§ **WHAT THIS TASK INVOLVES**:
Your response should consist of the entire listing, transcribed exactly, with every image left out.

§ **AVAILABLE DATA**:
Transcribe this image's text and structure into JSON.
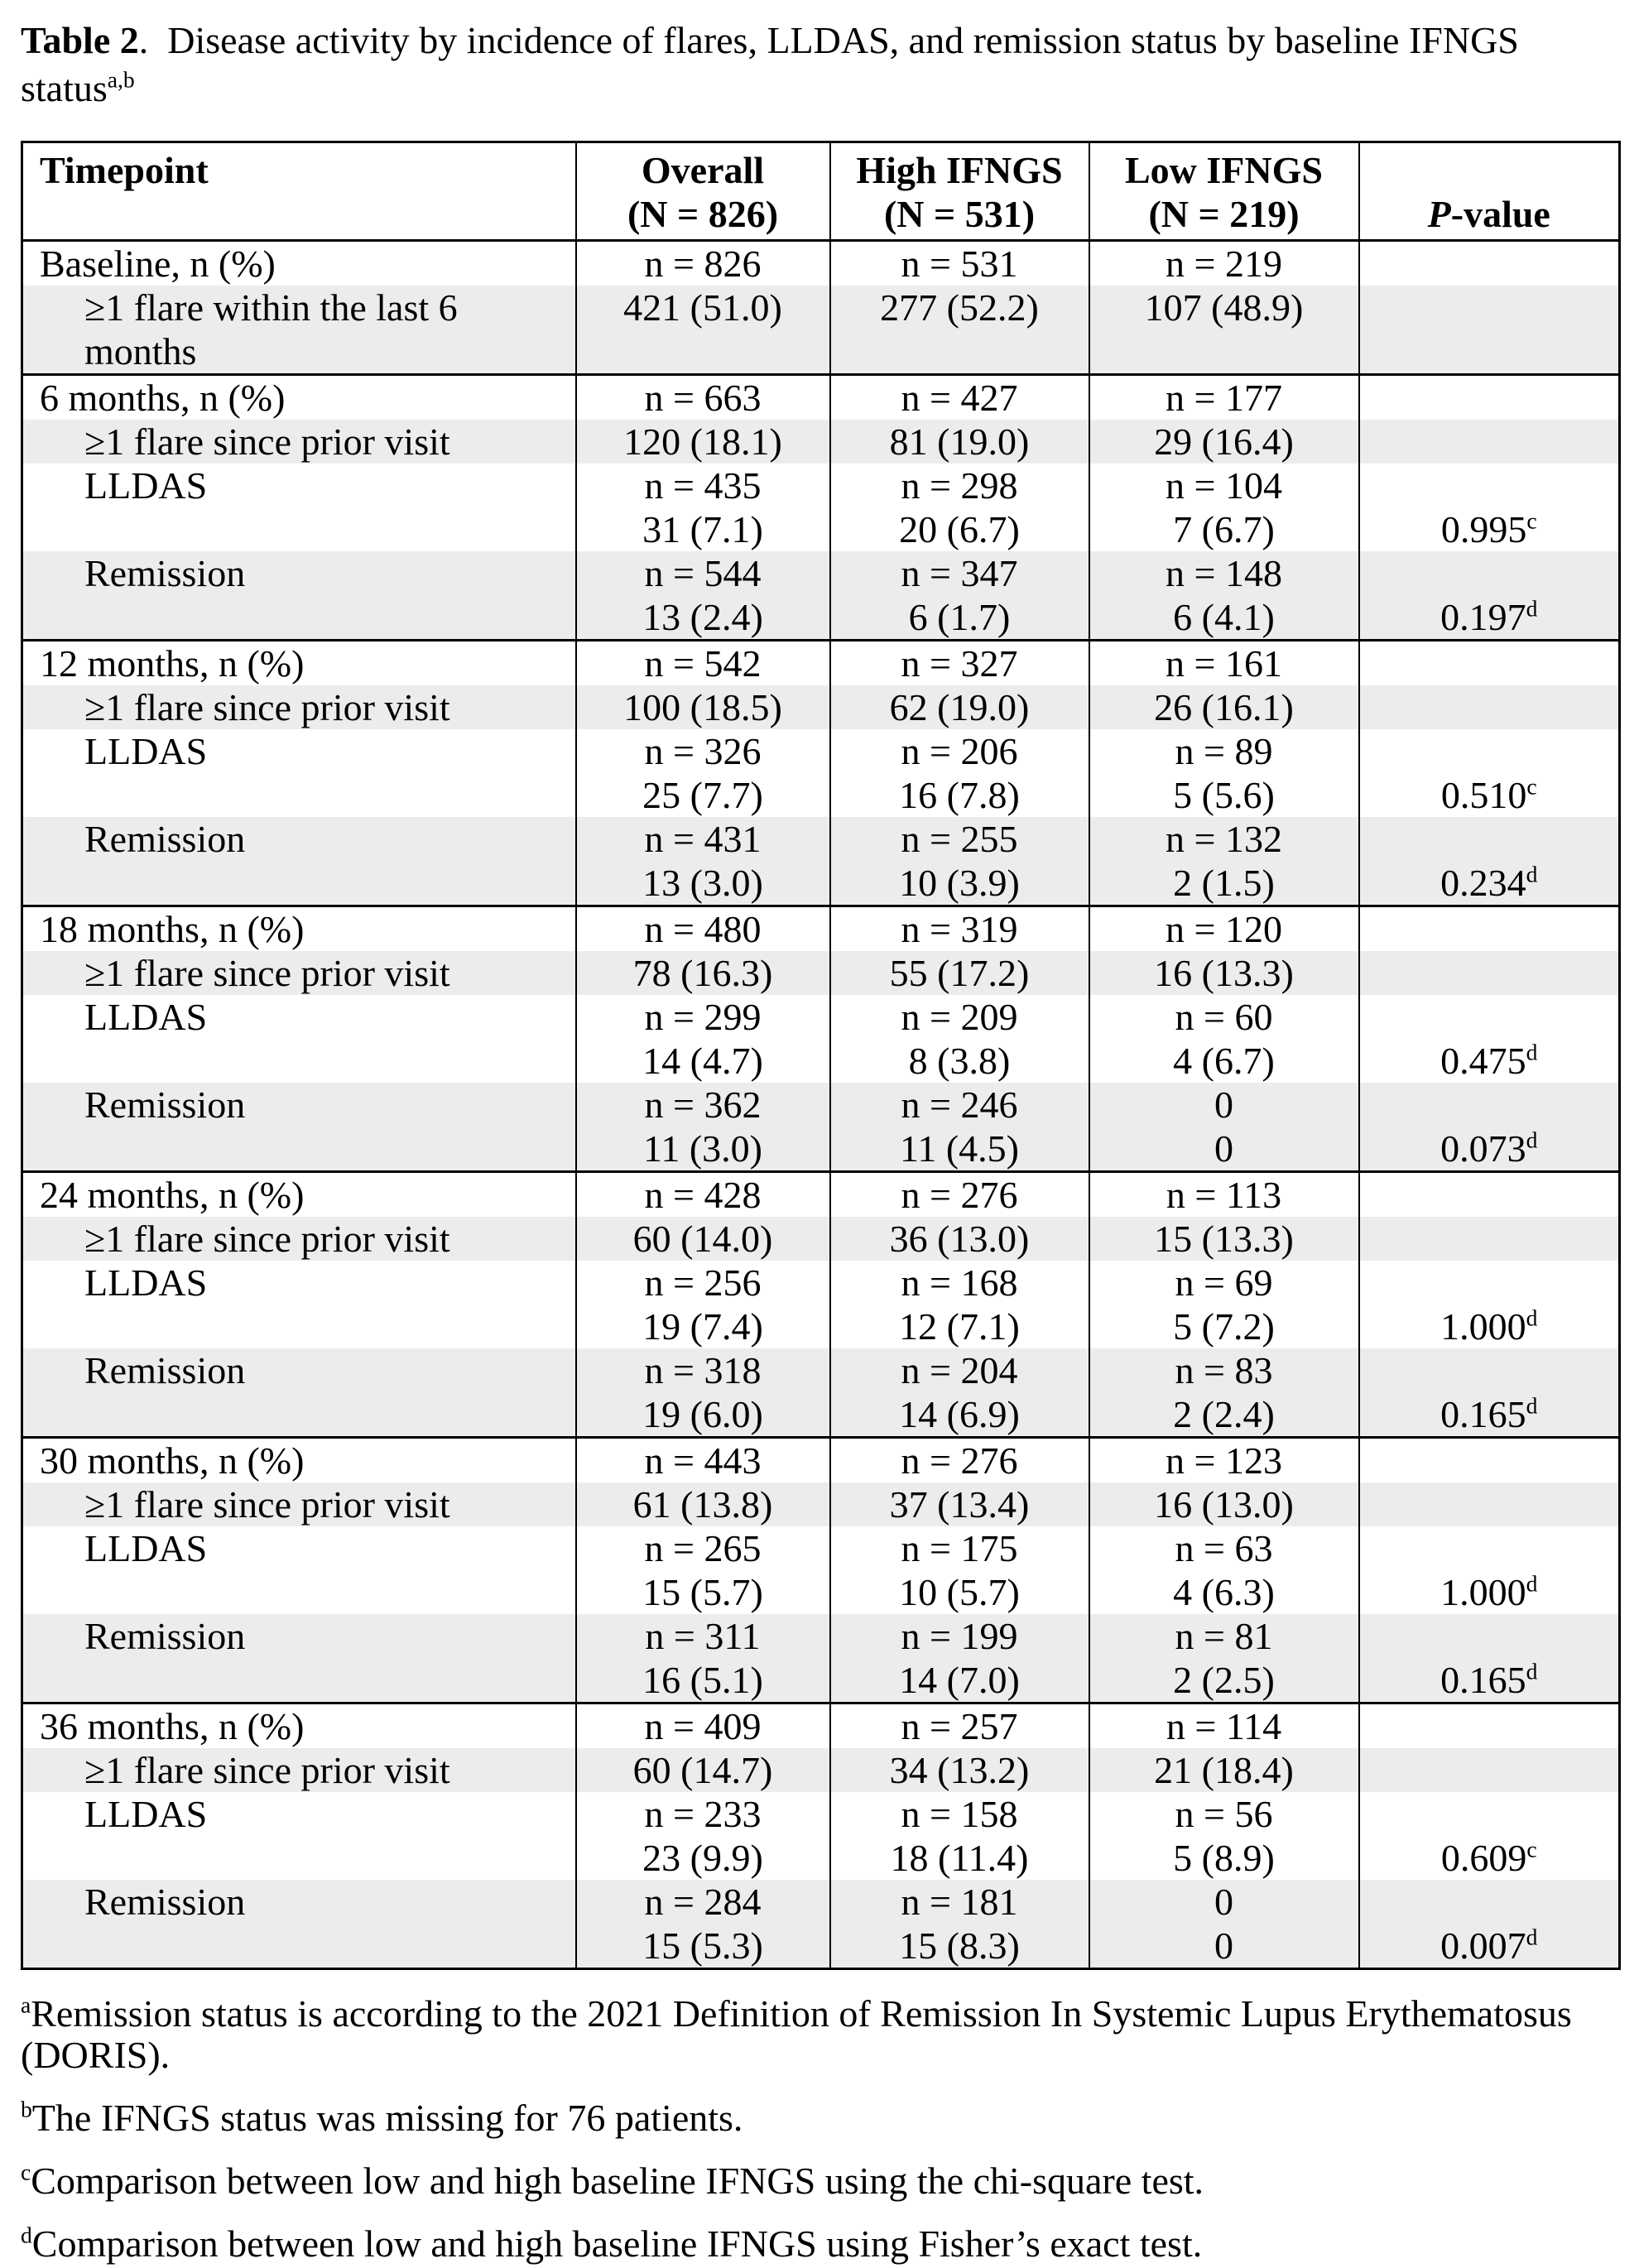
{
  "title": {
    "bold": "Table 2",
    "rest": ".  Disease activity by incidence of flares, LLDAS, and remission status by baseline IFNGS status",
    "sup": "a,b"
  },
  "table": {
    "header": {
      "timepoint": "Timepoint",
      "overall": [
        "Overall",
        "(N = 826)"
      ],
      "high": [
        "High IFNGS",
        "(N = 531)"
      ],
      "low": [
        "Low IFNGS",
        "(N = 219)"
      ],
      "pvalue_italic": "P",
      "pvalue_rest": "-value"
    },
    "sections": [
      {
        "timepoint_label": "Baseline, n (%)",
        "cells": [
          "n = 826",
          "n = 531",
          "n = 219"
        ],
        "rows": [
          {
            "label": "≥1 flare within the last 6 months",
            "shaded": true,
            "two_line": false,
            "values": [
              "421 (51.0)",
              "277 (52.2)",
              "107 (48.9)"
            ],
            "p": "",
            "p_sup": ""
          }
        ]
      },
      {
        "timepoint_label": "6 months, n (%)",
        "cells": [
          "n = 663",
          "n = 427",
          "n = 177"
        ],
        "rows": [
          {
            "label": "≥1 flare since prior visit",
            "shaded": true,
            "two_line": false,
            "values": [
              "120 (18.1)",
              "81 (19.0)",
              "29 (16.4)"
            ],
            "p": "",
            "p_sup": ""
          },
          {
            "label": "LLDAS",
            "shaded": false,
            "two_line": true,
            "n": [
              "n = 435",
              "n = 298",
              "n = 104"
            ],
            "values": [
              "31 (7.1)",
              "20 (6.7)",
              "7 (6.7)"
            ],
            "p": "0.995",
            "p_sup": "c"
          },
          {
            "label": "Remission",
            "shaded": true,
            "two_line": true,
            "n": [
              "n = 544",
              "n = 347",
              "n = 148"
            ],
            "values": [
              "13 (2.4)",
              "6 (1.7)",
              "6 (4.1)"
            ],
            "p": "0.197",
            "p_sup": "d"
          }
        ]
      },
      {
        "timepoint_label": "12 months, n (%)",
        "cells": [
          "n = 542",
          "n = 327",
          "n = 161"
        ],
        "rows": [
          {
            "label": "≥1 flare since prior visit",
            "shaded": true,
            "two_line": false,
            "values": [
              "100 (18.5)",
              "62 (19.0)",
              "26 (16.1)"
            ],
            "p": "",
            "p_sup": ""
          },
          {
            "label": "LLDAS",
            "shaded": false,
            "two_line": true,
            "n": [
              "n = 326",
              "n = 206",
              "n = 89"
            ],
            "values": [
              "25 (7.7)",
              "16 (7.8)",
              "5 (5.6)"
            ],
            "p": "0.510",
            "p_sup": "c"
          },
          {
            "label": "Remission",
            "shaded": true,
            "two_line": true,
            "n": [
              "n = 431",
              "n = 255",
              "n = 132"
            ],
            "values": [
              "13 (3.0)",
              "10 (3.9)",
              "2 (1.5)"
            ],
            "p": "0.234",
            "p_sup": "d"
          }
        ]
      },
      {
        "timepoint_label": "18 months, n (%)",
        "cells": [
          "n = 480",
          "n = 319",
          "n = 120"
        ],
        "rows": [
          {
            "label": "≥1 flare since prior visit",
            "shaded": true,
            "two_line": false,
            "values": [
              "78 (16.3)",
              "55 (17.2)",
              "16 (13.3)"
            ],
            "p": "",
            "p_sup": ""
          },
          {
            "label": "LLDAS",
            "shaded": false,
            "two_line": true,
            "n": [
              "n = 299",
              "n = 209",
              "n = 60"
            ],
            "values": [
              "14 (4.7)",
              "8 (3.8)",
              "4 (6.7)"
            ],
            "p": "0.475",
            "p_sup": "d"
          },
          {
            "label": "Remission",
            "shaded": true,
            "two_line": true,
            "n": [
              "n = 362",
              "n = 246",
              "0"
            ],
            "values": [
              "11 (3.0)",
              "11 (4.5)",
              "0"
            ],
            "p": "0.073",
            "p_sup": "d"
          }
        ]
      },
      {
        "timepoint_label": "24 months, n (%)",
        "cells": [
          "n = 428",
          "n = 276",
          "n = 113"
        ],
        "rows": [
          {
            "label": "≥1 flare since prior visit",
            "shaded": true,
            "two_line": false,
            "values": [
              "60 (14.0)",
              "36 (13.0)",
              "15 (13.3)"
            ],
            "p": "",
            "p_sup": ""
          },
          {
            "label": "LLDAS",
            "shaded": false,
            "two_line": true,
            "n": [
              "n = 256",
              "n = 168",
              "n = 69"
            ],
            "values": [
              "19 (7.4)",
              "12 (7.1)",
              "5 (7.2)"
            ],
            "p": "1.000",
            "p_sup": "d"
          },
          {
            "label": "Remission",
            "shaded": true,
            "two_line": true,
            "n": [
              "n = 318",
              "n = 204",
              "n = 83"
            ],
            "values": [
              "19 (6.0)",
              "14 (6.9)",
              "2 (2.4)"
            ],
            "p": "0.165",
            "p_sup": "d"
          }
        ]
      },
      {
        "timepoint_label": "30 months, n (%)",
        "cells": [
          "n = 443",
          "n = 276",
          "n = 123"
        ],
        "rows": [
          {
            "label": "≥1 flare since prior visit",
            "shaded": true,
            "two_line": false,
            "values": [
              "61 (13.8)",
              "37 (13.4)",
              "16 (13.0)"
            ],
            "p": "",
            "p_sup": ""
          },
          {
            "label": "LLDAS",
            "shaded": false,
            "two_line": true,
            "n": [
              "n = 265",
              "n = 175",
              "n = 63"
            ],
            "values": [
              "15 (5.7)",
              "10 (5.7)",
              "4 (6.3)"
            ],
            "p": "1.000",
            "p_sup": "d"
          },
          {
            "label": "Remission",
            "shaded": true,
            "two_line": true,
            "n": [
              "n = 311",
              "n = 199",
              "n = 81"
            ],
            "values": [
              "16 (5.1)",
              "14 (7.0)",
              "2 (2.5)"
            ],
            "p": "0.165",
            "p_sup": "d"
          }
        ]
      },
      {
        "timepoint_label": "36 months, n (%)",
        "cells": [
          "n = 409",
          "n = 257",
          "n = 114"
        ],
        "rows": [
          {
            "label": "≥1 flare since prior visit",
            "shaded": true,
            "two_line": false,
            "values": [
              "60 (14.7)",
              "34 (13.2)",
              "21 (18.4)"
            ],
            "p": "",
            "p_sup": ""
          },
          {
            "label": "LLDAS",
            "shaded": false,
            "two_line": true,
            "n": [
              "n = 233",
              "n = 158",
              "n = 56"
            ],
            "values": [
              "23 (9.9)",
              "18 (11.4)",
              "5 (8.9)"
            ],
            "p": "0.609",
            "p_sup": "c"
          },
          {
            "label": "Remission",
            "shaded": true,
            "two_line": true,
            "n": [
              "n = 284",
              "n = 181",
              "0"
            ],
            "values": [
              "15 (5.3)",
              "15 (8.3)",
              "0"
            ],
            "p": "0.007",
            "p_sup": "d"
          }
        ]
      }
    ]
  },
  "footnotes": [
    {
      "sup": "a",
      "text": "Remission status is according to the 2021 Definition of Remission In Systemic Lupus Erythematosus (DORIS)."
    },
    {
      "sup": "b",
      "text": "The IFNGS status was missing for 76 patients."
    },
    {
      "sup": "c",
      "text": "Comparison between low and high baseline IFNGS using the chi-square test."
    },
    {
      "sup": "d",
      "text": "Comparison between low and high baseline IFNGS using Fisher’s exact test."
    }
  ]
}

§ **RESPONSE**:
Transcribe this image's text and structure into JSON.
{
  "title": {
    "bold": "Table 2",
    "rest": ".  Disease activity by incidence of flares, LLDAS, and remission status by baseline IFNGS status",
    "sup": "a,b"
  },
  "table": {
    "header": {
      "timepoint": "Timepoint",
      "overall": [
        "Overall",
        "(N = 826)"
      ],
      "high": [
        "High IFNGS",
        "(N = 531)"
      ],
      "low": [
        "Low IFNGS",
        "(N = 219)"
      ],
      "pvalue_italic": "P",
      "pvalue_rest": "-value"
    },
    "sections": [
      {
        "timepoint_label": "Baseline, n (%)",
        "cells": [
          "n = 826",
          "n = 531",
          "n = 219"
        ],
        "rows": [
          {
            "label": "≥1 flare within the last 6 months",
            "shaded": true,
            "two_line": false,
            "values": [
              "421 (51.0)",
              "277 (52.2)",
              "107 (48.9)"
            ],
            "p": "",
            "p_sup": ""
          }
        ]
      },
      {
        "timepoint_label": "6 months, n (%)",
        "cells": [
          "n = 663",
          "n = 427",
          "n = 177"
        ],
        "rows": [
          {
            "label": "≥1 flare since prior visit",
            "shaded": true,
            "two_line": false,
            "values": [
              "120 (18.1)",
              "81 (19.0)",
              "29 (16.4)"
            ],
            "p": "",
            "p_sup": ""
          },
          {
            "label": "LLDAS",
            "shaded": false,
            "two_line": true,
            "n": [
              "n = 435",
              "n = 298",
              "n = 104"
            ],
            "values": [
              "31 (7.1)",
              "20 (6.7)",
              "7 (6.7)"
            ],
            "p": "0.995",
            "p_sup": "c"
          },
          {
            "label": "Remission",
            "shaded": true,
            "two_line": true,
            "n": [
              "n = 544",
              "n = 347",
              "n = 148"
            ],
            "values": [
              "13 (2.4)",
              "6 (1.7)",
              "6 (4.1)"
            ],
            "p": "0.197",
            "p_sup": "d"
          }
        ]
      },
      {
        "timepoint_label": "12 months, n (%)",
        "cells": [
          "n = 542",
          "n = 327",
          "n = 161"
        ],
        "rows": [
          {
            "label": "≥1 flare since prior visit",
            "shaded": true,
            "two_line": false,
            "values": [
              "100 (18.5)",
              "62 (19.0)",
              "26 (16.1)"
            ],
            "p": "",
            "p_sup": ""
          },
          {
            "label": "LLDAS",
            "shaded": false,
            "two_line": true,
            "n": [
              "n = 326",
              "n = 206",
              "n = 89"
            ],
            "values": [
              "25 (7.7)",
              "16 (7.8)",
              "5 (5.6)"
            ],
            "p": "0.510",
            "p_sup": "c"
          },
          {
            "label": "Remission",
            "shaded": true,
            "two_line": true,
            "n": [
              "n = 431",
              "n = 255",
              "n = 132"
            ],
            "values": [
              "13 (3.0)",
              "10 (3.9)",
              "2 (1.5)"
            ],
            "p": "0.234",
            "p_sup": "d"
          }
        ]
      },
      {
        "timepoint_label": "18 months, n (%)",
        "cells": [
          "n = 480",
          "n = 319",
          "n = 120"
        ],
        "rows": [
          {
            "label": "≥1 flare since prior visit",
            "shaded": true,
            "two_line": false,
            "values": [
              "78 (16.3)",
              "55 (17.2)",
              "16 (13.3)"
            ],
            "p": "",
            "p_sup": ""
          },
          {
            "label": "LLDAS",
            "shaded": false,
            "two_line": true,
            "n": [
              "n = 299",
              "n = 209",
              "n = 60"
            ],
            "values": [
              "14 (4.7)",
              "8 (3.8)",
              "4 (6.7)"
            ],
            "p": "0.475",
            "p_sup": "d"
          },
          {
            "label": "Remission",
            "shaded": true,
            "two_line": true,
            "n": [
              "n = 362",
              "n = 246",
              "0"
            ],
            "values": [
              "11 (3.0)",
              "11 (4.5)",
              "0"
            ],
            "p": "0.073",
            "p_sup": "d"
          }
        ]
      },
      {
        "timepoint_label": "24 months, n (%)",
        "cells": [
          "n = 428",
          "n = 276",
          "n = 113"
        ],
        "rows": [
          {
            "label": "≥1 flare since prior visit",
            "shaded": true,
            "two_line": false,
            "values": [
              "60 (14.0)",
              "36 (13.0)",
              "15 (13.3)"
            ],
            "p": "",
            "p_sup": ""
          },
          {
            "label": "LLDAS",
            "shaded": false,
            "two_line": true,
            "n": [
              "n = 256",
              "n = 168",
              "n = 69"
            ],
            "values": [
              "19 (7.4)",
              "12 (7.1)",
              "5 (7.2)"
            ],
            "p": "1.000",
            "p_sup": "d"
          },
          {
            "label": "Remission",
            "shaded": true,
            "two_line": true,
            "n": [
              "n = 318",
              "n = 204",
              "n = 83"
            ],
            "values": [
              "19 (6.0)",
              "14 (6.9)",
              "2 (2.4)"
            ],
            "p": "0.165",
            "p_sup": "d"
          }
        ]
      },
      {
        "timepoint_label": "30 months, n (%)",
        "cells": [
          "n = 443",
          "n = 276",
          "n = 123"
        ],
        "rows": [
          {
            "label": "≥1 flare since prior visit",
            "shaded": true,
            "two_line": false,
            "values": [
              "61 (13.8)",
              "37 (13.4)",
              "16 (13.0)"
            ],
            "p": "",
            "p_sup": ""
          },
          {
            "label": "LLDAS",
            "shaded": false,
            "two_line": true,
            "n": [
              "n = 265",
              "n = 175",
              "n = 63"
            ],
            "values": [
              "15 (5.7)",
              "10 (5.7)",
              "4 (6.3)"
            ],
            "p": "1.000",
            "p_sup": "d"
          },
          {
            "label": "Remission",
            "shaded": true,
            "two_line": true,
            "n": [
              "n = 311",
              "n = 199",
              "n = 81"
            ],
            "values": [
              "16 (5.1)",
              "14 (7.0)",
              "2 (2.5)"
            ],
            "p": "0.165",
            "p_sup": "d"
          }
        ]
      },
      {
        "timepoint_label": "36 months, n (%)",
        "cells": [
          "n = 409",
          "n = 257",
          "n = 114"
        ],
        "rows": [
          {
            "label": "≥1 flare since prior visit",
            "shaded": true,
            "two_line": false,
            "values": [
              "60 (14.7)",
              "34 (13.2)",
              "21 (18.4)"
            ],
            "p": "",
            "p_sup": ""
          },
          {
            "label": "LLDAS",
            "shaded": false,
            "two_line": true,
            "n": [
              "n = 233",
              "n = 158",
              "n = 56"
            ],
            "values": [
              "23 (9.9)",
              "18 (11.4)",
              "5 (8.9)"
            ],
            "p": "0.609",
            "p_sup": "c"
          },
          {
            "label": "Remission",
            "shaded": true,
            "two_line": true,
            "n": [
              "n = 284",
              "n = 181",
              "0"
            ],
            "values": [
              "15 (5.3)",
              "15 (8.3)",
              "0"
            ],
            "p": "0.007",
            "p_sup": "d"
          }
        ]
      }
    ]
  },
  "footnotes": [
    {
      "sup": "a",
      "text": "Remission status is according to the 2021 Definition of Remission In Systemic Lupus Erythematosus (DORIS)."
    },
    {
      "sup": "b",
      "text": "The IFNGS status was missing for 76 patients."
    },
    {
      "sup": "c",
      "text": "Comparison between low and high baseline IFNGS using the chi-square test."
    },
    {
      "sup": "d",
      "text": "Comparison between low and high baseline IFNGS using Fisher’s exact test."
    }
  ]
}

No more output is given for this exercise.